(Beginning of Provided passage)

A non-coding gene with a distinct role 

Roughly one in 50 children and youth in Canada have ASD. Despite the diverse ways they experience the condition, changes in social interaction and repetitive behaviours are common across the spectrum.  

Long non‑coding RNAs (lncRNAs), such as PTCHD1-AS, regulate how other genes become turned on and off and until recently have been largely unexplored. Researchers targeted PTCHD1-AS because it sits in a region close to other protein-coding genes that together have been linked to ASD and intellectual disability.  

In studying genomic data from over 9,300 individuals in global databases, they discovered that dozens of deletions of the X-linked PTCHD1‑AS were associated with increased ASD susceptibility in males (females have a backup X chromosome).  

Follow‑up studies using mouse models developed by the research team further reinforced these findings. Male mice lacking PTCHD1-AS showed changes only in social behaviour and increased repetitive actions while they behaved typically in learning, memory and attention tasks. 

“Our findings suggest there is a different biology involved with our PTCHD1-AS model compared to other ASD protein-coding models,” says Dr. Lisa Bradley, first author and Research Associate in The Centre for Applied Genomics (TCAG) at SickKids.  

How PTCHD1-AS influences brain circuitry 

What was happening in the brains of these mice? The team found that disrupting PTCHD1‑AS affected “synaptic plasticity,” the brain’s ability to adapt and fine-tune signals in response to activity, inside the striatum, where repetitive behaviours are regulated.

(End of Provided passage)

Problem statement: According to the passage on PTCHD1-AS, about how many children and youth in Canada have ASD? The items have no connection to the passage on PTCHD1-AS.

(Beginning of Entries shown)

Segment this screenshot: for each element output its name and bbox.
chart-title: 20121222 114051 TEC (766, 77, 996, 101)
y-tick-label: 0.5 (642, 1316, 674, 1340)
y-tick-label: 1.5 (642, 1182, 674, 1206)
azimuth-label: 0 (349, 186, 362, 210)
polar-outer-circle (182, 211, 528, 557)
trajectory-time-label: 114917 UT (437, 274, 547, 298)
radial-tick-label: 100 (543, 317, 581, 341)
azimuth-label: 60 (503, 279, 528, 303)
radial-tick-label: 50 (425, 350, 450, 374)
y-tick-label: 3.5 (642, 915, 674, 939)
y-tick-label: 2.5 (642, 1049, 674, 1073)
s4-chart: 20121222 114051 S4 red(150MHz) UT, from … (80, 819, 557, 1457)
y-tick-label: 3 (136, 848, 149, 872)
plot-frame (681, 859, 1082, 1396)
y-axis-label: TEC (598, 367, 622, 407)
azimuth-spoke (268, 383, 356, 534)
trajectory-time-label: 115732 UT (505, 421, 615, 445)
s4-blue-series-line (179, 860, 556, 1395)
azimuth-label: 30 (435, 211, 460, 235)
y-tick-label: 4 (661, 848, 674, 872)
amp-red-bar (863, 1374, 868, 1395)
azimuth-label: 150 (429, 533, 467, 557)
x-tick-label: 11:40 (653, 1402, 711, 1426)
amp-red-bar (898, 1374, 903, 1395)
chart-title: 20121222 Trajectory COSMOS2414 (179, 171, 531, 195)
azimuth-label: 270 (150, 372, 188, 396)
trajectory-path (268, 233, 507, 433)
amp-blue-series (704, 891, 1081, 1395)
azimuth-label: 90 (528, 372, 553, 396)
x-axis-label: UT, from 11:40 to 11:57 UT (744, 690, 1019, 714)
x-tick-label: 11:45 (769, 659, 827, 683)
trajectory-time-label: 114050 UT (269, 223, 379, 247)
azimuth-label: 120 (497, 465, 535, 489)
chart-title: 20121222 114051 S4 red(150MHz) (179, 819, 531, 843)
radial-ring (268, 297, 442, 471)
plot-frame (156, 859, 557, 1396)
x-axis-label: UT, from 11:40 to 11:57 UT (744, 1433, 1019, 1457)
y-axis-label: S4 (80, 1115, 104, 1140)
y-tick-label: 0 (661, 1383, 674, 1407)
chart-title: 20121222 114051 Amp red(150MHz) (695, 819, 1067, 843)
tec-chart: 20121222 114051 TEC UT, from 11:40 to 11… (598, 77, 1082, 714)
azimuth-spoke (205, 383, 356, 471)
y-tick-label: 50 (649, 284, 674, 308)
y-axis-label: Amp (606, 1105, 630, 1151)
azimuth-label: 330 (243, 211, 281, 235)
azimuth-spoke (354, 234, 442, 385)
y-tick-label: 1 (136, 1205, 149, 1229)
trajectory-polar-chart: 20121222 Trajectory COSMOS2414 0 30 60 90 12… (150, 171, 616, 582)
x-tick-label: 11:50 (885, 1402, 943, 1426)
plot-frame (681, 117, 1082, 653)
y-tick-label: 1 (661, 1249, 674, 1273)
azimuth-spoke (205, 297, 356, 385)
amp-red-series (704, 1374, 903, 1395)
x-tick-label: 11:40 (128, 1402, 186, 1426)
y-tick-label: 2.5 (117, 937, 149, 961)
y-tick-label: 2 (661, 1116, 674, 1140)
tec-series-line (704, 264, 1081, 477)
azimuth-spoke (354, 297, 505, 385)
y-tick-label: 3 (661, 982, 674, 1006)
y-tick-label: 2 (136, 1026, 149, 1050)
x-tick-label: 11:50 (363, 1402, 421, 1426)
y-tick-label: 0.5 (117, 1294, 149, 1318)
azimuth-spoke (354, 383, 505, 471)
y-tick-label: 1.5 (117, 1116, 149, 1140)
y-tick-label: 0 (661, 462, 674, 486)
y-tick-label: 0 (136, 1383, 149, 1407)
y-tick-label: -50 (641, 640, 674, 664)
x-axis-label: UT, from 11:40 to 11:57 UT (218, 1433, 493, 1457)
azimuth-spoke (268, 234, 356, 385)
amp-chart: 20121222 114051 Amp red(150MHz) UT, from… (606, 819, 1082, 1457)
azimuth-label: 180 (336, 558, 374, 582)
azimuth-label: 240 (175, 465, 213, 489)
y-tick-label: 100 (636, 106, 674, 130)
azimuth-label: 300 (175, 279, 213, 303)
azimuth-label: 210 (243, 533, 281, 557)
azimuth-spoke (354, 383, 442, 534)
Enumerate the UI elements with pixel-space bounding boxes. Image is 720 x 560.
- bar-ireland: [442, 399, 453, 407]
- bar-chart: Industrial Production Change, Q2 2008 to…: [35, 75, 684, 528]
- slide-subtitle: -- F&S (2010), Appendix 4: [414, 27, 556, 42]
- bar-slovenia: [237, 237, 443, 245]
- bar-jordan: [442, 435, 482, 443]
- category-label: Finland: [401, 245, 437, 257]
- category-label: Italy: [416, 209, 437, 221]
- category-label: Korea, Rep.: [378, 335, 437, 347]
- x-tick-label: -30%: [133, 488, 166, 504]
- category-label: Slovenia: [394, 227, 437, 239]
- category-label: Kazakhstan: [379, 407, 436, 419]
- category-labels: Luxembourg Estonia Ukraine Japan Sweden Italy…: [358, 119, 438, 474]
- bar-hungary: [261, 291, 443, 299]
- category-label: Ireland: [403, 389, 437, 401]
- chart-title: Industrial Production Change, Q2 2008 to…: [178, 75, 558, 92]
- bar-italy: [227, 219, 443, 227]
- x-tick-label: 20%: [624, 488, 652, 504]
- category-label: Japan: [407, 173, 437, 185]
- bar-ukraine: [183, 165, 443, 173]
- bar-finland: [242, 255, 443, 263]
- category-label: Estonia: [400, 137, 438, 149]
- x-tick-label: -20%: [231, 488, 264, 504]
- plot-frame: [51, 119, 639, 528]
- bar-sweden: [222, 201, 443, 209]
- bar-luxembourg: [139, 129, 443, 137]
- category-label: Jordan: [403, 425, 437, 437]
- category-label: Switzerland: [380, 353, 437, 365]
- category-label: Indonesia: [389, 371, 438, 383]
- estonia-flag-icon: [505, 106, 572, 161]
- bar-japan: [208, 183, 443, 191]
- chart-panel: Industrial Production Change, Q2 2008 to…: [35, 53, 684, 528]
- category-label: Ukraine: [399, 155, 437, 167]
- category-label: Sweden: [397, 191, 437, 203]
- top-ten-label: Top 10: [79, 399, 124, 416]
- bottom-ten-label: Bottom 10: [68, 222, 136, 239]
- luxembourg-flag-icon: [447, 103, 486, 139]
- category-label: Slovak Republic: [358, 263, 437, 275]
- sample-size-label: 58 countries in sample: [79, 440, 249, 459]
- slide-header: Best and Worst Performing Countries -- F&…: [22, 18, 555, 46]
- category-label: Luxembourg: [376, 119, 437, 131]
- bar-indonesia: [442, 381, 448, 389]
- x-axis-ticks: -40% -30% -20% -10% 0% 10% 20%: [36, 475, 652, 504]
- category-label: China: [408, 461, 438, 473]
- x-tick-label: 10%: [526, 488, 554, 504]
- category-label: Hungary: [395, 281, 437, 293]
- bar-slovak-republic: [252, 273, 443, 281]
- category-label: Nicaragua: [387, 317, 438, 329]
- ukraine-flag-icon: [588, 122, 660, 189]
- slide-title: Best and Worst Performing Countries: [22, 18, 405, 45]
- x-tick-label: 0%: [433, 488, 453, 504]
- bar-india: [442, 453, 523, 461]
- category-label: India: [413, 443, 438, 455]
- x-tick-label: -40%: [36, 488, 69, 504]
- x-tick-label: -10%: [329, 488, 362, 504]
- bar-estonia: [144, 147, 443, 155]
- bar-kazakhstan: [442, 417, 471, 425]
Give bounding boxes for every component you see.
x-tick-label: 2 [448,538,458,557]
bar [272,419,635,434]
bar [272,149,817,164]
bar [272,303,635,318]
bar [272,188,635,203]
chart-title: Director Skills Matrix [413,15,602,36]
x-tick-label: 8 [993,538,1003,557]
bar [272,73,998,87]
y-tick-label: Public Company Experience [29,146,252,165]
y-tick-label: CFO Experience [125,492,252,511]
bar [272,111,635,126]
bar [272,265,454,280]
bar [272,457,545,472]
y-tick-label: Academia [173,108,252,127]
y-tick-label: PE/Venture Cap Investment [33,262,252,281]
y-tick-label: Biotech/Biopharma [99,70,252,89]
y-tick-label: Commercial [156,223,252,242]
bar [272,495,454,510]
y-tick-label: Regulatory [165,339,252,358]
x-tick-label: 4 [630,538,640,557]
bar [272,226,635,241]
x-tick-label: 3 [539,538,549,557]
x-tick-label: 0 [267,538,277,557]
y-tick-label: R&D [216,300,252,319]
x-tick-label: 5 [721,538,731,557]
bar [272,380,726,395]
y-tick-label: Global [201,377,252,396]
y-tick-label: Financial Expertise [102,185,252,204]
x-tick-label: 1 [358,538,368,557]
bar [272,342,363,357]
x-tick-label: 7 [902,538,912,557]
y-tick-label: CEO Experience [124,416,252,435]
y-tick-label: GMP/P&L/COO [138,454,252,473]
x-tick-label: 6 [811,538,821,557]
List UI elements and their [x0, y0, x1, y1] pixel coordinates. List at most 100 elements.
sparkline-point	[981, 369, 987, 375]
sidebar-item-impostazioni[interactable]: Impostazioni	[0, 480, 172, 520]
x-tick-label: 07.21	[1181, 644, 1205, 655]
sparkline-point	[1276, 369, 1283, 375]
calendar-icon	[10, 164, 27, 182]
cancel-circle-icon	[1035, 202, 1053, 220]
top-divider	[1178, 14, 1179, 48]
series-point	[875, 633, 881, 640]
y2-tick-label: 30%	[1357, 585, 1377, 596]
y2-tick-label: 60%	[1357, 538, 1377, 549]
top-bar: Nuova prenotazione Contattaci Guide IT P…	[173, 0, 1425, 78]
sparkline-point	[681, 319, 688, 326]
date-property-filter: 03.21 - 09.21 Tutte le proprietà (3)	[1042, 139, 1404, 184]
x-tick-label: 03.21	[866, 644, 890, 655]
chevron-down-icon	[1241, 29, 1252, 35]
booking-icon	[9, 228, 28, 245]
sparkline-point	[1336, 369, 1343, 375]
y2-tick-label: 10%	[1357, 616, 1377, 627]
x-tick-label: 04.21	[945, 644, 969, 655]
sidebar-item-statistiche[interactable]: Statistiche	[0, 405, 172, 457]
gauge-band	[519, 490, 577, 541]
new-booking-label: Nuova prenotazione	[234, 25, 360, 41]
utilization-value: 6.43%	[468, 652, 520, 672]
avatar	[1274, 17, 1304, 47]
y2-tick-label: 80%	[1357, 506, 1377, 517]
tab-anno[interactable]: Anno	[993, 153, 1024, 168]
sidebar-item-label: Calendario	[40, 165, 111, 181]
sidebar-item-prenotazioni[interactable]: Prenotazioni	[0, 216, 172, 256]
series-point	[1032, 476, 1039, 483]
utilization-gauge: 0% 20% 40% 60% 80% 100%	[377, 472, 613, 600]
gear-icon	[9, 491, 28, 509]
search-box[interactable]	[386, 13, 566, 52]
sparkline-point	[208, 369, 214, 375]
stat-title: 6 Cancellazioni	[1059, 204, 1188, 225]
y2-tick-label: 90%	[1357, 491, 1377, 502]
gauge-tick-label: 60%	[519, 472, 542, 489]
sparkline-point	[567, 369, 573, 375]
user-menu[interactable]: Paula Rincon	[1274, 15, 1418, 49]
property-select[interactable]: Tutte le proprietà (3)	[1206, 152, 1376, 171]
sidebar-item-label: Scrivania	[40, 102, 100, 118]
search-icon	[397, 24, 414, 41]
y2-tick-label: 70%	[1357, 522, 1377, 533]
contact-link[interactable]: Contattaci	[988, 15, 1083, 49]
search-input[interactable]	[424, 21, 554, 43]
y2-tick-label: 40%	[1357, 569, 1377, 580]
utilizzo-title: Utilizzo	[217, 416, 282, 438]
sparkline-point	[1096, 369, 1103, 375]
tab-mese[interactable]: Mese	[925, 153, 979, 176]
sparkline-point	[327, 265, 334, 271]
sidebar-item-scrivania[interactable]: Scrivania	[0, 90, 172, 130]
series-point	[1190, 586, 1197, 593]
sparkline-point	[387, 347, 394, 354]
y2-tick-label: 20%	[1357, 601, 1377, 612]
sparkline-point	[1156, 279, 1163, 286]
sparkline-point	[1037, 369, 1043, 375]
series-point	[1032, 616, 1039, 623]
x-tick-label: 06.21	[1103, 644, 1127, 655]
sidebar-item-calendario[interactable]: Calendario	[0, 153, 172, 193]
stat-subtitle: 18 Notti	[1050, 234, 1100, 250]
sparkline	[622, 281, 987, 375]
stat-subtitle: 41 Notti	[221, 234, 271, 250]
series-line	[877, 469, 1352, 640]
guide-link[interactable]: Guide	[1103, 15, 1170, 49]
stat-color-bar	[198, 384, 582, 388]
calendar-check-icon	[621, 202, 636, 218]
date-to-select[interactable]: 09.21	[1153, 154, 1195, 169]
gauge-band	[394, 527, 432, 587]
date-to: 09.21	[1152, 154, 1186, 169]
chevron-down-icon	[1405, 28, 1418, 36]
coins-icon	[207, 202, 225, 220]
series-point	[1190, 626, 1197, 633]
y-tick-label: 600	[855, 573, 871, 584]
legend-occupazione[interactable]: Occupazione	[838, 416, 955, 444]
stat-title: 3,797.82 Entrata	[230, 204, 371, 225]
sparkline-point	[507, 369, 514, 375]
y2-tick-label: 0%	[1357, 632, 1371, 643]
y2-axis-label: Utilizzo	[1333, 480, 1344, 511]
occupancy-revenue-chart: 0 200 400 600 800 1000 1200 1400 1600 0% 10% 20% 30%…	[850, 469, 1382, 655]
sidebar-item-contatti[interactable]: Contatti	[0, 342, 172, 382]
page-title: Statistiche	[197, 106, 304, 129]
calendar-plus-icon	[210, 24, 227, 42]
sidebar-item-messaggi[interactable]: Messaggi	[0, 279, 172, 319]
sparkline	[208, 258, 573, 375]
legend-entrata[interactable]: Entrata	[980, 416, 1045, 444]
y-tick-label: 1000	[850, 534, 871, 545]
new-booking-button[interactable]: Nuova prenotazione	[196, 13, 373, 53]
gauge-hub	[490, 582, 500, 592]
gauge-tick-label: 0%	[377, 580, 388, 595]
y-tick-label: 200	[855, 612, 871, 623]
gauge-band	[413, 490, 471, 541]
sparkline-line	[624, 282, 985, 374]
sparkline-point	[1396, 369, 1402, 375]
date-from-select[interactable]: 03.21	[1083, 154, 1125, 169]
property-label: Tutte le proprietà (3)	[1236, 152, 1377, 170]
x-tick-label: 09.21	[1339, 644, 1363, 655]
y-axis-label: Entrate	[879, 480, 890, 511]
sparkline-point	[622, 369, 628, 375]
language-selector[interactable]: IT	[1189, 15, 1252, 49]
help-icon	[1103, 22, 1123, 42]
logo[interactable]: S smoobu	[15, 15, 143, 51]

(End of Entries shown)

Solution to this problem: Roughly one in 50.